#### [Record excerpts]
========

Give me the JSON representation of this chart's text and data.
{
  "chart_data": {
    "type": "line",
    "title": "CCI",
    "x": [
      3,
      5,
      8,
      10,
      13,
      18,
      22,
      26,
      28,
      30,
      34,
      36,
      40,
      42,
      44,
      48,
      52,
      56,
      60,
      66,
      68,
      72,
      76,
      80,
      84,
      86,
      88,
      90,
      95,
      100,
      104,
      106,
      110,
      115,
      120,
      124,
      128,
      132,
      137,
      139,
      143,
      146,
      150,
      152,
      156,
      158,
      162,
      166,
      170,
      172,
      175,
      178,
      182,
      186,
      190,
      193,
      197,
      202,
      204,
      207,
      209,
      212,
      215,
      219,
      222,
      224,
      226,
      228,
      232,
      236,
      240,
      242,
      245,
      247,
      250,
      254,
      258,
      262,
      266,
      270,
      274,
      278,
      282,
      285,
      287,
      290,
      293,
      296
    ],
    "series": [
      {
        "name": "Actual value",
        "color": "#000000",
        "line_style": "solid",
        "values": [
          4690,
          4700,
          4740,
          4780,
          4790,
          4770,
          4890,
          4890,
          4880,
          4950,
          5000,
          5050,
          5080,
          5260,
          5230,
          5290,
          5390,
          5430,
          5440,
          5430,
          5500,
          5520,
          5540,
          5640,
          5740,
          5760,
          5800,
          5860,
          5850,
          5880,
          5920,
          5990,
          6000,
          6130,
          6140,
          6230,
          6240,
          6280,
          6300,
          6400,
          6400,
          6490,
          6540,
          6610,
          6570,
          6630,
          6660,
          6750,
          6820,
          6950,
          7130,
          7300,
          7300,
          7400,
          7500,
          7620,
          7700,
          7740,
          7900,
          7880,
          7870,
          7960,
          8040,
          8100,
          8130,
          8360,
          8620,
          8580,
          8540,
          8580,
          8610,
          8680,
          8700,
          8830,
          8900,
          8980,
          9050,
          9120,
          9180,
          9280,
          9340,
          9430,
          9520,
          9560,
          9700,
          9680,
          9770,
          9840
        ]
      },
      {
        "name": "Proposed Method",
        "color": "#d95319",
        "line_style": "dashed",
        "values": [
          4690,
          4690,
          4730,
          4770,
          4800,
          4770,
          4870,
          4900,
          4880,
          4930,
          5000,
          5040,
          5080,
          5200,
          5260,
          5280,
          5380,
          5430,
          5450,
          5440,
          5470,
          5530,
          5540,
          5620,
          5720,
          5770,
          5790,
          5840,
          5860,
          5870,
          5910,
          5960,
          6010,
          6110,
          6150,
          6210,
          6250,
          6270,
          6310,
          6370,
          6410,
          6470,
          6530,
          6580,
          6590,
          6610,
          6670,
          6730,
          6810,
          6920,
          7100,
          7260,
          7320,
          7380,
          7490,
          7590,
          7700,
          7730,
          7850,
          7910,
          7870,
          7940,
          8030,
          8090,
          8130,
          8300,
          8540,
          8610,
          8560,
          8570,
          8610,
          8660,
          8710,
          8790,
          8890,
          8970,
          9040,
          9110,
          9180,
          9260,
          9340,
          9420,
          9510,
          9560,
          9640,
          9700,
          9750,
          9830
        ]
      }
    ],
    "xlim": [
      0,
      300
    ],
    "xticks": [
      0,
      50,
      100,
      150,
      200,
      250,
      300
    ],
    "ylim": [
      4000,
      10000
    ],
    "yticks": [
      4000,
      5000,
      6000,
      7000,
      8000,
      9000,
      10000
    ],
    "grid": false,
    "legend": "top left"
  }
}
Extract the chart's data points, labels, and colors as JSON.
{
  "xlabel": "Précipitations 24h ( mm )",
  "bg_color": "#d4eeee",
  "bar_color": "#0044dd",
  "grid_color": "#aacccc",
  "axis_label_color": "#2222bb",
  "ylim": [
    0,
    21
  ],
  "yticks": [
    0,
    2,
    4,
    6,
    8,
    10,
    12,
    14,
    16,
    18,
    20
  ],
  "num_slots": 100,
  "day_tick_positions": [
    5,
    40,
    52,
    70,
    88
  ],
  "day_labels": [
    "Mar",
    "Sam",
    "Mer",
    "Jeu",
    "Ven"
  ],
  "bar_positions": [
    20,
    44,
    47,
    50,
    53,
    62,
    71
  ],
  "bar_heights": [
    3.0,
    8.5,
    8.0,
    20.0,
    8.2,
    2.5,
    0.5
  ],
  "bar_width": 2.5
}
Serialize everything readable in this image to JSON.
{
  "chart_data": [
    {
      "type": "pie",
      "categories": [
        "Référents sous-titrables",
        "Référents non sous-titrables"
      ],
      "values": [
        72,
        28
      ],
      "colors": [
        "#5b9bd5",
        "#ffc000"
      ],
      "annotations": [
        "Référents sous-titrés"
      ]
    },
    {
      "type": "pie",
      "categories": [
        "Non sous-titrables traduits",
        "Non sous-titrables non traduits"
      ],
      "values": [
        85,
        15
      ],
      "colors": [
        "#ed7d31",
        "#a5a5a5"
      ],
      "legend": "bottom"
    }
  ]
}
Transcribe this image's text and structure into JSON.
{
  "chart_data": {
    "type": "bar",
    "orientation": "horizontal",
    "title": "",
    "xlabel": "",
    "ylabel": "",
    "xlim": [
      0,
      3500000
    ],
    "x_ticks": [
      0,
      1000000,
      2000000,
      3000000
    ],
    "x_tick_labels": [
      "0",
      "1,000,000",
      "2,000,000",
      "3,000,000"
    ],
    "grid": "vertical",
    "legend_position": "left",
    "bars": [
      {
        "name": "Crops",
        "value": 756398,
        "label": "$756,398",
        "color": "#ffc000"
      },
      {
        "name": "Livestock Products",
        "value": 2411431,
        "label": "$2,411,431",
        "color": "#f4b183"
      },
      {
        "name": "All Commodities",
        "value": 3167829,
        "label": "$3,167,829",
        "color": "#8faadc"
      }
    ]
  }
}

========

#### [Work to do]
Go through the listing and copy all of it exactly.

#### [Response to the task]
Give me the JSON representation of this chart's text and data.
{
  "chart_data": {
    "type": "line",
    "title": "CCI",
    "x": [
      3,
      5,
      8,
      10,
      13,
      18,
      22,
      26,
      28,
      30,
      34,
      36,
      40,
      42,
      44,
      48,
      52,
      56,
      60,
      66,
      68,
      72,
      76,
      80,
      84,
      86,
      88,
      90,
      95,
      100,
      104,
      106,
      110,
      115,
      120,
      124,
      128,
      132,
      137,
      139,
      143,
      146,
      150,
      152,
      156,
      158,
      162,
      166,
      170,
      172,
      175,
      178,
      182,
      186,
      190,
      193,
      197,
      202,
      204,
      207,
      209,
      212,
      215,
      219,
      222,
      224,
      226,
      228,
      232,
      236,
      240,
      242,
      245,
      247,
      250,
      254,
      258,
      262,
      266,
      270,
      274,
      278,
      282,
      285,
      287,
      290,
      293,
      296
    ],
    "series": [
      {
        "name": "Actual value",
        "color": "#000000",
        "line_style": "solid",
        "values": [
          4690,
          4700,
          4740,
          4780,
          4790,
          4770,
          4890,
          4890,
          4880,
          4950,
          5000,
          5050,
          5080,
          5260,
          5230,
          5290,
          5390,
          5430,
          5440,
          5430,
          5500,
          5520,
          5540,
          5640,
          5740,
          5760,
          5800,
          5860,
          5850,
          5880,
          5920,
          5990,
          6000,
          6130,
          6140,
          6230,
          6240,
          6280,
          6300,
          6400,
          6400,
          6490,
          6540,
          6610,
          6570,
          6630,
          6660,
          6750,
          6820,
          6950,
          7130,
          7300,
          7300,
          7400,
          7500,
          7620,
          7700,
          7740,
          7900,
          7880,
          7870,
          7960,
          8040,
          8100,
          8130,
          8360,
          8620,
          8580,
          8540,
          8580,
          8610,
          8680,
          8700,
          8830,
          8900,
          8980,
          9050,
          9120,
          9180,
          9280,
          9340,
          9430,
          9520,
          9560,
          9700,
          9680,
          9770,
          9840
        ]
      },
      {
        "name": "Proposed Method",
        "color": "#d95319",
        "line_style": "dashed",
        "values": [
          4690,
          4690,
          4730,
          4770,
          4800,
          4770,
          4870,
          4900,
          4880,
          4930,
          5000,
          5040,
          5080,
          5200,
          5260,
          5280,
          5380,
          5430,
          5450,
          5440,
          5470,
          5530,
          5540,
          5620,
          5720,
          5770,
          5790,
          5840,
          5860,
          5870,
          5910,
          5960,
          6010,
          6110,
          6150,
          6210,
          6250,
          6270,
          6310,
          6370,
          6410,
          6470,
          6530,
          6580,
          6590,
          6610,
          6670,
          6730,
          6810,
          6920,
          7100,
          7260,
          7320,
          7380,
          7490,
          7590,
          7700,
          7730,
          7850,
          7910,
          7870,
          7940,
          8030,
          8090,
          8130,
          8300,
          8540,
          8610,
          8560,
          8570,
          8610,
          8660,
          8710,
          8790,
          8890,
          8970,
          9040,
          9110,
          9180,
          9260,
          9340,
          9420,
          9510,
          9560,
          9640,
          9700,
          9750,
          9830
        ]
      }
    ],
    "xlim": [
      0,
      300
    ],
    "xticks": [
      0,
      50,
      100,
      150,
      200,
      250,
      300
    ],
    "ylim": [
      4000,
      10000
    ],
    "yticks": [
      4000,
      5000,
      6000,
      7000,
      8000,
      9000,
      10000
    ],
    "grid": false,
    "legend": "top left"
  }
}
Extract the chart's data points, labels, and colors as JSON.
{
  "xlabel": "Précipitations 24h ( mm )",
  "bg_color": "#d4eeee",
  "bar_color": "#0044dd",
  "grid_color": "#aacccc",
  "axis_label_color": "#2222bb",
  "ylim": [
    0,
    21
  ],
  "yticks": [
    0,
    2,
    4,
    6,
    8,
    10,
    12,
    14,
    16,
    18,
    20
  ],
  "num_slots": 100,
  "day_tick_positions": [
    5,
    40,
    52,
    70,
    88
  ],
  "day_labels": [
    "Mar",
    "Sam",
    "Mer",
    "Jeu",
    "Ven"
  ],
  "bar_positions": [
    20,
    44,
    47,
    50,
    53,
    62,
    71
  ],
  "bar_heights": [
    3.0,
    8.5,
    8.0,
    20.0,
    8.2,
    2.5,
    0.5
  ],
  "bar_width": 2.5
}
Serialize everything readable in this image to JSON.
{
  "chart_data": [
    {
      "type": "pie",
      "categories": [
        "Référents sous-titrables",
        "Référents non sous-titrables"
      ],
      "values": [
        72,
        28
      ],
      "colors": [
        "#5b9bd5",
        "#ffc000"
      ],
      "annotations": [
        "Référents sous-titrés"
      ]
    },
    {
      "type": "pie",
      "categories": [
        "Non sous-titrables traduits",
        "Non sous-titrables non traduits"
      ],
      "values": [
        85,
        15
      ],
      "colors": [
        "#ed7d31",
        "#a5a5a5"
      ],
      "legend": "bottom"
    }
  ]
}
Transcribe this image's text and structure into JSON.
{
  "chart_data": {
    "type": "bar",
    "orientation": "horizontal",
    "title": "",
    "xlabel": "",
    "ylabel": "",
    "xlim": [
      0,
      3500000
    ],
    "x_ticks": [
      0,
      1000000,
      2000000,
      3000000
    ],
    "x_tick_labels": [
      "0",
      "1,000,000",
      "2,000,000",
      "3,000,000"
    ],
    "grid": "vertical",
    "legend_position": "left",
    "bars": [
      {
        "name": "Crops",
        "value": 756398,
        "label": "$756,398",
        "color": "#ffc000"
      },
      {
        "name": "Livestock Products",
        "value": 2411431,
        "label": "$2,411,431",
        "color": "#f4b183"
      },
      {
        "name": "All Commodities",
        "value": 3167829,
        "label": "$3,167,829",
        "color": "#8faadc"
      }
    ]
  }
}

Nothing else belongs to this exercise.